** START OF Recorded data **

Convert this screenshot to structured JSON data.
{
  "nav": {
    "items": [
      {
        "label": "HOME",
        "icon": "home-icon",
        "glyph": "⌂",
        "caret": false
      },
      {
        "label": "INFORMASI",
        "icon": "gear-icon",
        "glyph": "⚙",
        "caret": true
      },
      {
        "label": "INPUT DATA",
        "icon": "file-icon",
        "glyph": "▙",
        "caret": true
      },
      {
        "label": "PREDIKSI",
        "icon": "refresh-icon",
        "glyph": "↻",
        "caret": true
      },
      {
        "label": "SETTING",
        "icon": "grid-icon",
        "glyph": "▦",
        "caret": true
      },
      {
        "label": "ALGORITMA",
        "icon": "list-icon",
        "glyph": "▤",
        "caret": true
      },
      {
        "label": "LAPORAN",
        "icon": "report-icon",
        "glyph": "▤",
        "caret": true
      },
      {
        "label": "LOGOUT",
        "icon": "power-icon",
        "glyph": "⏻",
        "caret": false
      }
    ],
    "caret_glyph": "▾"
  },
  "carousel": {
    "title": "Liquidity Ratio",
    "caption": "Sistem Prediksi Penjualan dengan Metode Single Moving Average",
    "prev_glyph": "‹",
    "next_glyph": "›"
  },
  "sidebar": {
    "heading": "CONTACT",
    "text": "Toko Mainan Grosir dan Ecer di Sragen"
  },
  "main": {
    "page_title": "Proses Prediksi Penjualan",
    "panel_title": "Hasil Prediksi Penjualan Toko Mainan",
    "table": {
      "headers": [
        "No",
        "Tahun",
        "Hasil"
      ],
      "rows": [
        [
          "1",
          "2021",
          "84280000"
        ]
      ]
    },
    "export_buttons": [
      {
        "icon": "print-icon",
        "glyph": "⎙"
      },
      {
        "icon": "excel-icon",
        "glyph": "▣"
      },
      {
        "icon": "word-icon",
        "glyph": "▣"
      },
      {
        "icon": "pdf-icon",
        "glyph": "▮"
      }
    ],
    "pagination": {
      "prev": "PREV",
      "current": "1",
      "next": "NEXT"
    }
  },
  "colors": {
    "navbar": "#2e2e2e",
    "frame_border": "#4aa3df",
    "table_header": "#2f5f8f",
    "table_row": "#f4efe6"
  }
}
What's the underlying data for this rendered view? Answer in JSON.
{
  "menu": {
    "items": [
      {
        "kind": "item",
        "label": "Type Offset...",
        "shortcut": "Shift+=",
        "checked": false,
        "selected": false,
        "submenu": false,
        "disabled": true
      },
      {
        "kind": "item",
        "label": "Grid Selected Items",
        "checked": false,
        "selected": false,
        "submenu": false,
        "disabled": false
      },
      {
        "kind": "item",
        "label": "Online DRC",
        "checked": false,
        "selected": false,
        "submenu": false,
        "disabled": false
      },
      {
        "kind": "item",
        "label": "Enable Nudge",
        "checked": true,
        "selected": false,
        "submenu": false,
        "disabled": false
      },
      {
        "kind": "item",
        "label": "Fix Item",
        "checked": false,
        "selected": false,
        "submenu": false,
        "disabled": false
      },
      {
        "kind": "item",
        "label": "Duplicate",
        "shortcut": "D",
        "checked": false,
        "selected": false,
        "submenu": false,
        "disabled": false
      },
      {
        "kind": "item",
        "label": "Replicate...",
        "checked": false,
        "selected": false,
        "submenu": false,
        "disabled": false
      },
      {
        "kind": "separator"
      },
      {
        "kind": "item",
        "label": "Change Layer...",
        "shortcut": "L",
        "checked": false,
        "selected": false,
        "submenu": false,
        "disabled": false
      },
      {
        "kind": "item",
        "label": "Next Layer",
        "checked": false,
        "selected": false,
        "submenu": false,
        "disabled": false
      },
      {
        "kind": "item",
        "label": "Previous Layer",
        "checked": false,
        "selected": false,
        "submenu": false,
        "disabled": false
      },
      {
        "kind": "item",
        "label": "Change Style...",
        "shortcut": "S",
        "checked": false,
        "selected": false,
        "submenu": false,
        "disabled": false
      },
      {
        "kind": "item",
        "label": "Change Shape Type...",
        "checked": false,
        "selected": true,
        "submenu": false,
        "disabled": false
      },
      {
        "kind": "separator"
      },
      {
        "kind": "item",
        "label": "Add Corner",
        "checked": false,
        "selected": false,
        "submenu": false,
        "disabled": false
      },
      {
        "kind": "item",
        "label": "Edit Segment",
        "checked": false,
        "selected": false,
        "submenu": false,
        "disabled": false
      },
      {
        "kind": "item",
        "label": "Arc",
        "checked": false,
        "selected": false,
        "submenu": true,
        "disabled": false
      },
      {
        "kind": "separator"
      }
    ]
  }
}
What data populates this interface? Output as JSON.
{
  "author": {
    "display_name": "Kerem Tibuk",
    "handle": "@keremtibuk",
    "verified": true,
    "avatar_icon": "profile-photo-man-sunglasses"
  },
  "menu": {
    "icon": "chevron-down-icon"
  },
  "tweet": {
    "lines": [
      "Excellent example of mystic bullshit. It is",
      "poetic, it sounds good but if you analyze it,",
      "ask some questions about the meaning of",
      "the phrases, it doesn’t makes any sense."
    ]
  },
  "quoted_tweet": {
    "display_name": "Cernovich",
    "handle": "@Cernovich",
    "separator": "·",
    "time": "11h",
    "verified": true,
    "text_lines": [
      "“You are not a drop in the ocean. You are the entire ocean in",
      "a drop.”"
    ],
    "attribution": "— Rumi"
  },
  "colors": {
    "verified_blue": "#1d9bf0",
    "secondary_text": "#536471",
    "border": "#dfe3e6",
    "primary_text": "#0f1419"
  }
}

** END OF Recorded data **

**Task goal**: From the records above, extract everything verbatim.

**Full answer**:
Convert this screenshot to structured JSON data.
{
  "nav": {
    "items": [
      {
        "label": "HOME",
        "icon": "home-icon",
        "glyph": "⌂",
        "caret": false
      },
      {
        "label": "INFORMASI",
        "icon": "gear-icon",
        "glyph": "⚙",
        "caret": true
      },
      {
        "label": "INPUT DATA",
        "icon": "file-icon",
        "glyph": "▙",
        "caret": true
      },
      {
        "label": "PREDIKSI",
        "icon": "refresh-icon",
        "glyph": "↻",
        "caret": true
      },
      {
        "label": "SETTING",
        "icon": "grid-icon",
        "glyph": "▦",
        "caret": true
      },
      {
        "label": "ALGORITMA",
        "icon": "list-icon",
        "glyph": "▤",
        "caret": true
      },
      {
        "label": "LAPORAN",
        "icon": "report-icon",
        "glyph": "▤",
        "caret": true
      },
      {
        "label": "LOGOUT",
        "icon": "power-icon",
        "glyph": "⏻",
        "caret": false
      }
    ],
    "caret_glyph": "▾"
  },
  "carousel": {
    "title": "Liquidity Ratio",
    "caption": "Sistem Prediksi Penjualan dengan Metode Single Moving Average",
    "prev_glyph": "‹",
    "next_glyph": "›"
  },
  "sidebar": {
    "heading": "CONTACT",
    "text": "Toko Mainan Grosir dan Ecer di Sragen"
  },
  "main": {
    "page_title": "Proses Prediksi Penjualan",
    "panel_title": "Hasil Prediksi Penjualan Toko Mainan",
    "table": {
      "headers": [
        "No",
        "Tahun",
        "Hasil"
      ],
      "rows": [
        [
          "1",
          "2021",
          "84280000"
        ]
      ]
    },
    "export_buttons": [
      {
        "icon": "print-icon",
        "glyph": "⎙"
      },
      {
        "icon": "excel-icon",
        "glyph": "▣"
      },
      {
        "icon": "word-icon",
        "glyph": "▣"
      },
      {
        "icon": "pdf-icon",
        "glyph": "▮"
      }
    ],
    "pagination": {
      "prev": "PREV",
      "current": "1",
      "next": "NEXT"
    }
  },
  "colors": {
    "navbar": "#2e2e2e",
    "frame_border": "#4aa3df",
    "table_header": "#2f5f8f",
    "table_row": "#f4efe6"
  }
}
What's the underlying data for this rendered view? Answer in JSON.
{
  "menu": {
    "items": [
      {
        "kind": "item",
        "label": "Type Offset...",
        "shortcut": "Shift+=",
        "checked": false,
        "selected": false,
        "submenu": false,
        "disabled": true
      },
      {
        "kind": "item",
        "label": "Grid Selected Items",
        "checked": false,
        "selected": false,
        "submenu": false,
        "disabled": false
      },
      {
        "kind": "item",
        "label": "Online DRC",
        "checked": false,
        "selected": false,
        "submenu": false,
        "disabled": false
      },
      {
        "kind": "item",
        "label": "Enable Nudge",
        "checked": true,
        "selected": false,
        "submenu": false,
        "disabled": false
      },
      {
        "kind": "item",
        "label": "Fix Item",
        "checked": false,
        "selected": false,
        "submenu": false,
        "disabled": false
      },
      {
        "kind": "item",
        "label": "Duplicate",
        "shortcut": "D",
        "checked": false,
        "selected": false,
        "submenu": false,
        "disabled": false
      },
      {
        "kind": "item",
        "label": "Replicate...",
        "checked": false,
        "selected": false,
        "submenu": false,
        "disabled": false
      },
      {
        "kind": "separator"
      },
      {
        "kind": "item",
        "label": "Change Layer...",
        "shortcut": "L",
        "checked": false,
        "selected": false,
        "submenu": false,
        "disabled": false
      },
      {
        "kind": "item",
        "label": "Next Layer",
        "checked": false,
        "selected": false,
        "submenu": false,
        "disabled": false
      },
      {
        "kind": "item",
        "label": "Previous Layer",
        "checked": false,
        "selected": false,
        "submenu": false,
        "disabled": false
      },
      {
        "kind": "item",
        "label": "Change Style...",
        "shortcut": "S",
        "checked": false,
        "selected": false,
        "submenu": false,
        "disabled": false
      },
      {
        "kind": "item",
        "label": "Change Shape Type...",
        "checked": false,
        "selected": true,
        "submenu": false,
        "disabled": false
      },
      {
        "kind": "separator"
      },
      {
        "kind": "item",
        "label": "Add Corner",
        "checked": false,
        "selected": false,
        "submenu": false,
        "disabled": false
      },
      {
        "kind": "item",
        "label": "Edit Segment",
        "checked": false,
        "selected": false,
        "submenu": false,
        "disabled": false
      },
      {
        "kind": "item",
        "label": "Arc",
        "checked": false,
        "selected": false,
        "submenu": true,
        "disabled": false
      },
      {
        "kind": "separator"
      }
    ]
  }
}
What data populates this interface? Output as JSON.
{
  "author": {
    "display_name": "Kerem Tibuk",
    "handle": "@keremtibuk",
    "verified": true,
    "avatar_icon": "profile-photo-man-sunglasses"
  },
  "menu": {
    "icon": "chevron-down-icon"
  },
  "tweet": {
    "lines": [
      "Excellent example of mystic bullshit. It is",
      "poetic, it sounds good but if you analyze it,",
      "ask some questions about the meaning of",
      "the phrases, it doesn’t makes any sense."
    ]
  },
  "quoted_tweet": {
    "display_name": "Cernovich",
    "handle": "@Cernovich",
    "separator": "·",
    "time": "11h",
    "verified": true,
    "text_lines": [
      "“You are not a drop in the ocean. You are the entire ocean in",
      "a drop.”"
    ],
    "attribution": "— Rumi"
  },
  "colors": {
    "verified_blue": "#1d9bf0",
    "secondary_text": "#536471",
    "border": "#dfe3e6",
    "primary_text": "#0f1419"
  }
}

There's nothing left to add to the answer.